▸ **Dataset rows about figures**
────────────────
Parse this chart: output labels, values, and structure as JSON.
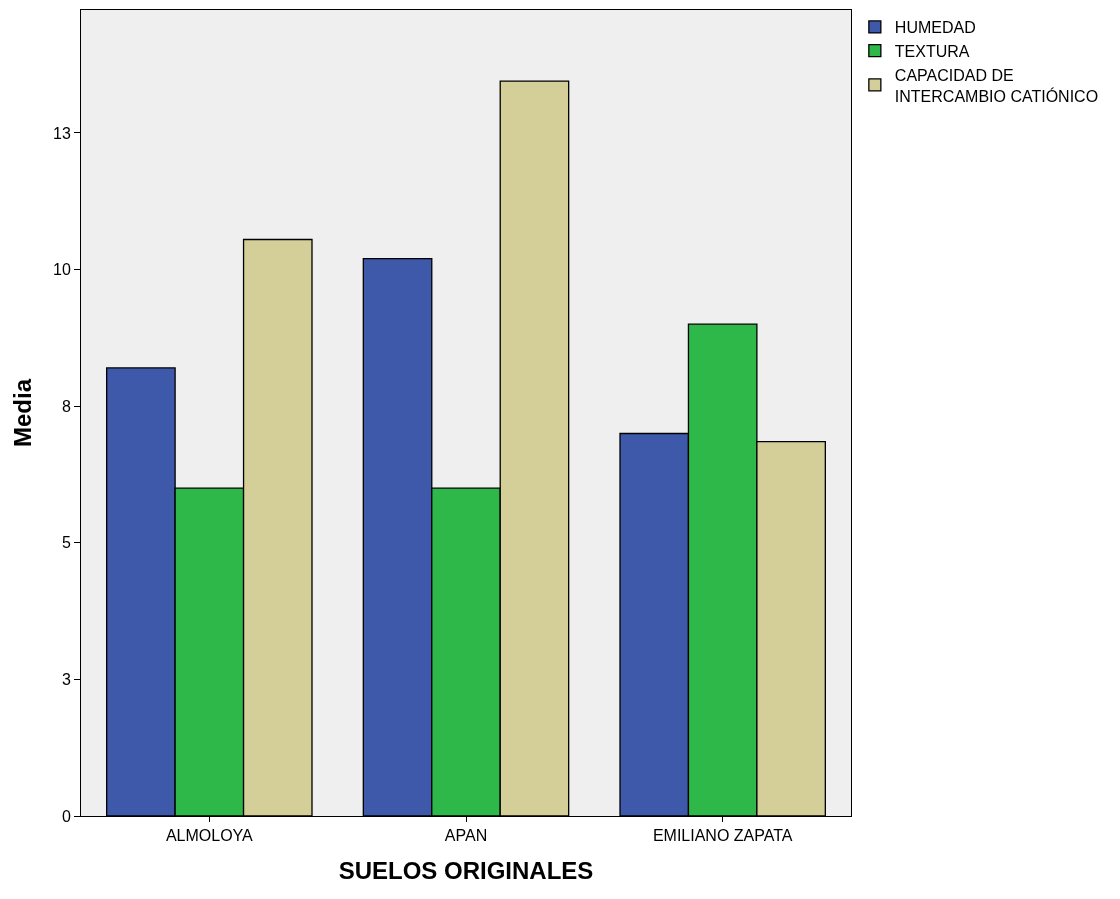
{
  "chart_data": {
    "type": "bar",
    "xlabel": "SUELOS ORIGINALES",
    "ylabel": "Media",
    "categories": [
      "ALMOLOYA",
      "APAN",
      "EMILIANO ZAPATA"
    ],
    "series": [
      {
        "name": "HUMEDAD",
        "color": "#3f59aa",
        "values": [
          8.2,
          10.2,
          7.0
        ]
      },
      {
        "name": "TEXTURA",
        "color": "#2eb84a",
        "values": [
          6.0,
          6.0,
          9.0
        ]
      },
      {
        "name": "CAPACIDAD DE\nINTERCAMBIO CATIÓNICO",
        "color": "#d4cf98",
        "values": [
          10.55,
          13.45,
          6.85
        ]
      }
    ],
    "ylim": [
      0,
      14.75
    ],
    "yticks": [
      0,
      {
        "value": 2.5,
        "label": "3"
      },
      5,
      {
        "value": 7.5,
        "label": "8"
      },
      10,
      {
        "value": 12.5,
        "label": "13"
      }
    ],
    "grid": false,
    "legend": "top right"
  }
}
────────────────
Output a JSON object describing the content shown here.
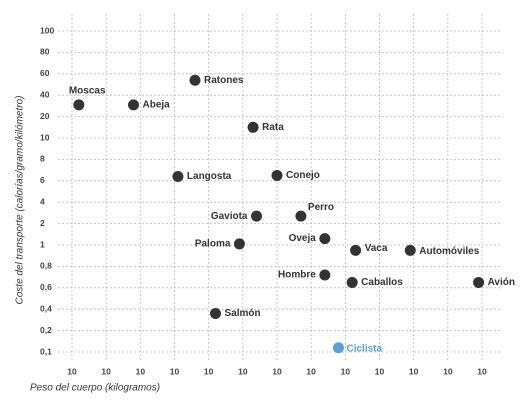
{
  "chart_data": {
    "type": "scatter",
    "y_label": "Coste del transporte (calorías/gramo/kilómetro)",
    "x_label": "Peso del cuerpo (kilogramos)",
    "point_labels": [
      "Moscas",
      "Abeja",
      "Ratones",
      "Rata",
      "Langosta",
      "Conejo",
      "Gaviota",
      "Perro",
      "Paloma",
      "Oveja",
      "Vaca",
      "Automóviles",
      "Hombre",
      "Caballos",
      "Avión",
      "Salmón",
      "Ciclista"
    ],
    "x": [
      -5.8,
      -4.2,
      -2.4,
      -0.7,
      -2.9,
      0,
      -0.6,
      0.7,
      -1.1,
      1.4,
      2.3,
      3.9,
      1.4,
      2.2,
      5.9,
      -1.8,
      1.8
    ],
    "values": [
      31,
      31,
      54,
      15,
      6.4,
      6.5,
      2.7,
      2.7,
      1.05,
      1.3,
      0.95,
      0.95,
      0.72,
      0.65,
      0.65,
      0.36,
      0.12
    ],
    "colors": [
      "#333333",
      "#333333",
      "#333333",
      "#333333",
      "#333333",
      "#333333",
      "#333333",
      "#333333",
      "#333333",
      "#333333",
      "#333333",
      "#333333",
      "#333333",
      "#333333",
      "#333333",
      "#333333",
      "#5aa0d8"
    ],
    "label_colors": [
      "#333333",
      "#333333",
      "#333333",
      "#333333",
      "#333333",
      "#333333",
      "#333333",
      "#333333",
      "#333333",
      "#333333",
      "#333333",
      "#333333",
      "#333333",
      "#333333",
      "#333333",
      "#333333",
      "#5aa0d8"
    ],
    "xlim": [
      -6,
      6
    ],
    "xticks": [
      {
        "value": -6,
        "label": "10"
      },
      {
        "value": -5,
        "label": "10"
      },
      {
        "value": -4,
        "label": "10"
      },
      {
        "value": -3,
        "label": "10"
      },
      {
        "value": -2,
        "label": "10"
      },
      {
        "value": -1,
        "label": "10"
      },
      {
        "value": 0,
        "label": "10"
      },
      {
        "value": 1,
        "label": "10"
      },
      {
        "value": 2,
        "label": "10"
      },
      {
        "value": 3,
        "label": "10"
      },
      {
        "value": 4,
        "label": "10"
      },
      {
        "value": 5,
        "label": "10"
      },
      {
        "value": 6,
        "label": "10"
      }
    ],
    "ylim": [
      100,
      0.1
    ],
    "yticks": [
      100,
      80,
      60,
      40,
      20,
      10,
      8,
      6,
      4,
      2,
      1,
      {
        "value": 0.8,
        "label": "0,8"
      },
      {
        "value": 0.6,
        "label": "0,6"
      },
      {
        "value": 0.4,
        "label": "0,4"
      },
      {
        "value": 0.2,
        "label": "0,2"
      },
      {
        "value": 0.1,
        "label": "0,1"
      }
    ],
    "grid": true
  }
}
────────────────
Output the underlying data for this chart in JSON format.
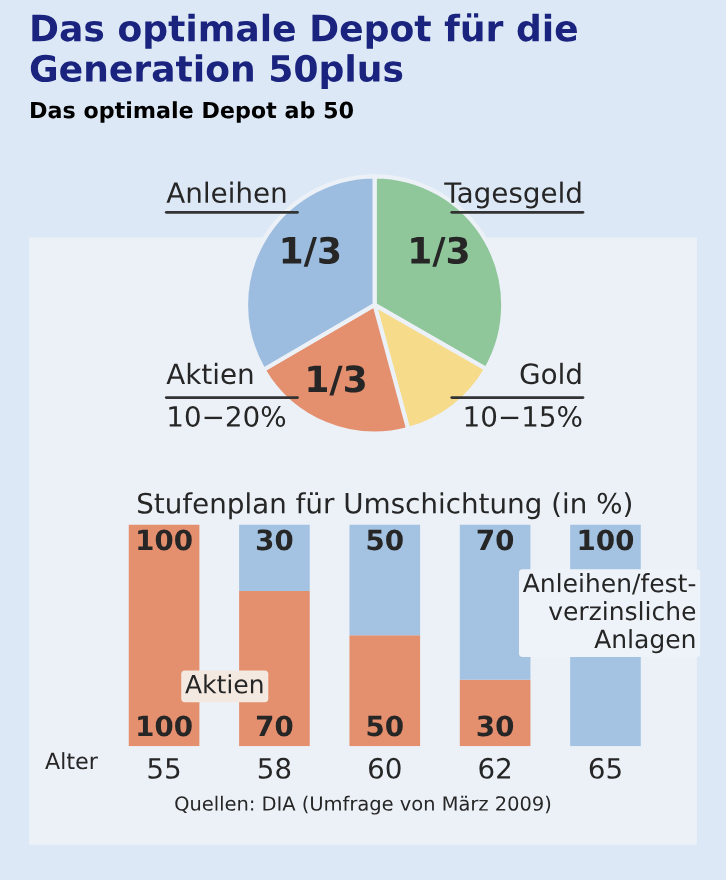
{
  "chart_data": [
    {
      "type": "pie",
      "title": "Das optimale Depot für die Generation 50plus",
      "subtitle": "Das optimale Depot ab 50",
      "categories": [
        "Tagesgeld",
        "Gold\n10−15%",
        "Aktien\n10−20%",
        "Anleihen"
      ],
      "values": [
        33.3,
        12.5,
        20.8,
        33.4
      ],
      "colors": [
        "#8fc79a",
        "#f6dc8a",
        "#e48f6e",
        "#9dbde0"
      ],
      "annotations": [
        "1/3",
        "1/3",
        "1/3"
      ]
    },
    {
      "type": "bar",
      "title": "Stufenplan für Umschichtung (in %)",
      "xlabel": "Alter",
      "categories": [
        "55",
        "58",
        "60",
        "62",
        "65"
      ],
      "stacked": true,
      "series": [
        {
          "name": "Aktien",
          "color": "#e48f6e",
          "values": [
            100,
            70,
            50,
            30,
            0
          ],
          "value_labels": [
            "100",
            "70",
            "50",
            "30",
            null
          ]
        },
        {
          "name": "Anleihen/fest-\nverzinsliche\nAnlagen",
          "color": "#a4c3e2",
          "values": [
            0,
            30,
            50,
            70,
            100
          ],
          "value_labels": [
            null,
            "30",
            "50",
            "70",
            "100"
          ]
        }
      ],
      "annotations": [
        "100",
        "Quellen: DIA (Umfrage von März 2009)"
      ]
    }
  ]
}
────────────────
▸ **PROMPT**
Provide the number of lines in these entries that hold the word "Anleihen", without any accompanying text.

▸ **SOLUTION TO THIS PROBLEM**
2